» Requirements
Pictures appear in the records below; write out everything else exactly.

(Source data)
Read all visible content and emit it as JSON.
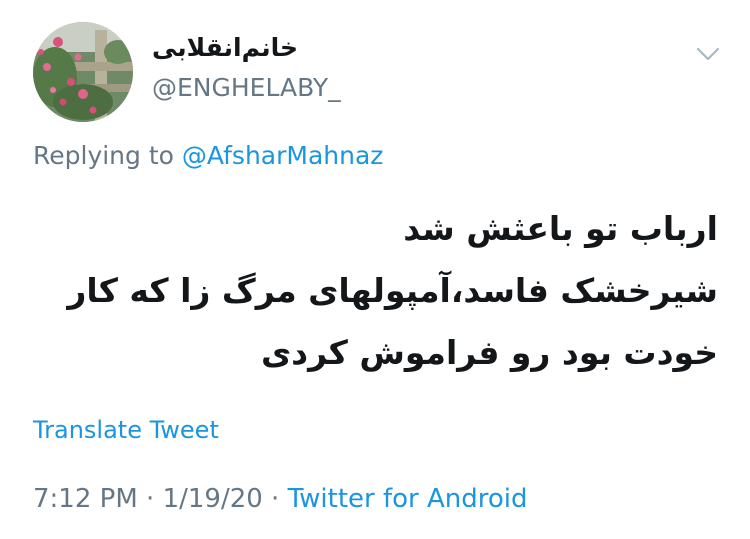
{
  "author": {
    "display_name": "خانم‌انقلابی",
    "handle": "@ENGHELABY_",
    "avatar": "rose-garden-photo"
  },
  "icons": {
    "caret": "chevron-down-icon"
  },
  "reply": {
    "prefix": "Replying to",
    "mention": "@AfsharMahnaz"
  },
  "tweet": {
    "lines": [
      "ارباب تو باعثش شد",
      "شیرخشک فاسد،آمپولهای مرگ زا که کار",
      "خودت بود رو فراموش کردی"
    ]
  },
  "translate_label": "Translate Tweet",
  "meta": {
    "time": "7:12 PM",
    "separator": " · ",
    "date": "1/19/20",
    "source": "Twitter for Android"
  },
  "colors": {
    "link": "#1b95e0",
    "secondary": "#657786",
    "text": "#14171a"
  }
}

» Response to this exercise
Read all visible content and emit it as JSON.
{
  "author": {
    "display_name": "خانم‌انقلابی",
    "handle": "@ENGHELABY_",
    "avatar": "rose-garden-photo"
  },
  "icons": {
    "caret": "chevron-down-icon"
  },
  "reply": {
    "prefix": "Replying to",
    "mention": "@AfsharMahnaz"
  },
  "tweet": {
    "lines": [
      "ارباب تو باعثش شد",
      "شیرخشک فاسد،آمپولهای مرگ زا که کار",
      "خودت بود رو فراموش کردی"
    ]
  },
  "translate_label": "Translate Tweet",
  "meta": {
    "time": "7:12 PM",
    "separator": " · ",
    "date": "1/19/20",
    "source": "Twitter for Android"
  },
  "colors": {
    "link": "#1b95e0",
    "secondary": "#657786",
    "text": "#14171a"
  }
}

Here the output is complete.